** PASSAGE PROVIDED follows **

A UF club will register organ donors next week.
For the first time, Big Heart Gators is partnering with the Katie Caples Foundation to try to register 2,000 students to become donors. They will register students from Monday to Friday on Turlington Plaza and at the Reitz Union, except for Wednesday, where they will be at UF Health Shands Hospital.
The foundation began in 1998 after Katie Caples died in a car accident at 17. Because she was an organ donor, she saved five lives, said Jennifer Cook, the executive director of the foundation. Katie’s parents helped found the organization to save others’ lives.
“It is really rather inspiring,” Cook said.
Bradley Bean, the president of Big Heart Gators, said he helped found the club with friends after he heard Caples’ story. The club has been growing ever since.
“If something does happen and you’re not going to make it, the greatest gift you can give to someone else is the gift of life — the ability to keep on living,” Bean said. “Because something happened to you, you’re going to keep on giving to somebody else.”

** End of PASSAGE PROVIDED **

WORK TASK A: According to the organ donor article, how many students is Big Heart Gators trying to register as donors?
WORK TASK B: Extend the organ donor article with a few more sentences after its final quote.

** GIVEN RECORDS follows **

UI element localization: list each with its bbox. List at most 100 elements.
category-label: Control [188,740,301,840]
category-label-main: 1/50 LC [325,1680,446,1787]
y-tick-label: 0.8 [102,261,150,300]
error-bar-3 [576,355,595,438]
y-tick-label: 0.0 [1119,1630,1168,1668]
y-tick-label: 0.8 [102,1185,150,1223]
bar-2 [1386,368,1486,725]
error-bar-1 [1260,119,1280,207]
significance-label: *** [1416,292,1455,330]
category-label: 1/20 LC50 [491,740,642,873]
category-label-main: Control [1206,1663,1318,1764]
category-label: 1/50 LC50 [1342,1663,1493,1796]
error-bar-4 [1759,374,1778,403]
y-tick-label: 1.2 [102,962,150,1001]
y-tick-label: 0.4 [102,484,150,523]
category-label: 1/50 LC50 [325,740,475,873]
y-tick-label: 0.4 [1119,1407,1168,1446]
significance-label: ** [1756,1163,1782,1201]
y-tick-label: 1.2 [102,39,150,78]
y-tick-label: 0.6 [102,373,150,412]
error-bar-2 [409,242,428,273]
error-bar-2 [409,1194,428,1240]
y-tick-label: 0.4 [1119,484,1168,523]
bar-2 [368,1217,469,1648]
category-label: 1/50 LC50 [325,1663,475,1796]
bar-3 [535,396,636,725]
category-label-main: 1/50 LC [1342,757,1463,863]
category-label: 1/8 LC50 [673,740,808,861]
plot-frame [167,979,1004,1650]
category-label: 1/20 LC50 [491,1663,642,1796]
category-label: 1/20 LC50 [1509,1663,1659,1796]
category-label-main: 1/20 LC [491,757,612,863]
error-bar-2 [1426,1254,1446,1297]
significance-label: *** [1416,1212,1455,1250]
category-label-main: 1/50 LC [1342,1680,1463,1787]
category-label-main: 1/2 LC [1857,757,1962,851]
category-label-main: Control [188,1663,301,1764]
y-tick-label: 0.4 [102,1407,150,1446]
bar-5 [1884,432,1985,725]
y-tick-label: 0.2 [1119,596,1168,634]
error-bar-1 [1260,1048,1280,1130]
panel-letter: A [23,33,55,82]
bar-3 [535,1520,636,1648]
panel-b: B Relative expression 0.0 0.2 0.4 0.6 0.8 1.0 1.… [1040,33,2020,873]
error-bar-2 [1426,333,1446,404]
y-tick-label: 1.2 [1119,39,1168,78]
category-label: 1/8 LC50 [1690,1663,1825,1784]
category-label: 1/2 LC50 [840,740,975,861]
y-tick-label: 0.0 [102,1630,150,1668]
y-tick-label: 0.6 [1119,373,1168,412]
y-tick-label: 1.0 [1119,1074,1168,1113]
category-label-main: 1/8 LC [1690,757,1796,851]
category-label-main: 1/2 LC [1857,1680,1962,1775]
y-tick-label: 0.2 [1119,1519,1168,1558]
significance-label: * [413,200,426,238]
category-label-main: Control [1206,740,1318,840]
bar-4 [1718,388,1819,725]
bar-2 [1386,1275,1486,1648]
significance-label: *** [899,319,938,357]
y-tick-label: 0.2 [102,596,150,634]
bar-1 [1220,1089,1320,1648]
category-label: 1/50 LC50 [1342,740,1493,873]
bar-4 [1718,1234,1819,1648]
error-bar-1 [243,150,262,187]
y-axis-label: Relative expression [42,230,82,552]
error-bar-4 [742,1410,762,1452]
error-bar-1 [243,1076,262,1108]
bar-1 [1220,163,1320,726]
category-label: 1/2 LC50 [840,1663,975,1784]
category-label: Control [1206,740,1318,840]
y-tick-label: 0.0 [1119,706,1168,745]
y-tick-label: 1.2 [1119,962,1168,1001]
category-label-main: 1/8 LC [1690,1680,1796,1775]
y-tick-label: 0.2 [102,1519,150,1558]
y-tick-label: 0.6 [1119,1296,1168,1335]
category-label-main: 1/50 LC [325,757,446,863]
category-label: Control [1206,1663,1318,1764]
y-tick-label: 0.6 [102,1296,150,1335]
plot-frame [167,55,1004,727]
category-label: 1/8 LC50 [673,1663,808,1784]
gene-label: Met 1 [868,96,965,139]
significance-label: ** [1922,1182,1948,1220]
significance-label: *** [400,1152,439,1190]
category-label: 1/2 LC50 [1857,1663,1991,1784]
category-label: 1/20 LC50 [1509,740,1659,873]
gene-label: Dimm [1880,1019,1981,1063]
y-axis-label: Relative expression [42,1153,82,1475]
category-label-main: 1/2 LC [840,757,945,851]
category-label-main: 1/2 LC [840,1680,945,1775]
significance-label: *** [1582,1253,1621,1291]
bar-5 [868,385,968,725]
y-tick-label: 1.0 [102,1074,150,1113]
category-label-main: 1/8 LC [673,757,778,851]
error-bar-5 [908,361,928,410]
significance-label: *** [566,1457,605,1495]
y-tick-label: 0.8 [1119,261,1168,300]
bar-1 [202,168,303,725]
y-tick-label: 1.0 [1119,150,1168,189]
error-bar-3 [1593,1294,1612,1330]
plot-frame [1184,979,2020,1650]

** End of GIVEN RECORDS **

TASK RESPONSE A: 2,000 students.

TASK RESPONSE B:
Bean, a 21-year-old UF industrial and systems engineering senior, said students can help others by registering.
“Honestly, there’s no downside to being an organ donor — there’s absolutely not,” Bean said. “It’s an act of love and helping others.”
When someone dies, a donor’s organs will go different places depending on blood type, body type and location, Cook said. Caples’ heart, for example, was donated to someone in New York, she said.
Cook said she thinks the club can reach its goal.
“That’s a lot of people, and that is a big goal, but I am very confident that we are going to chip away at that,” Cook said.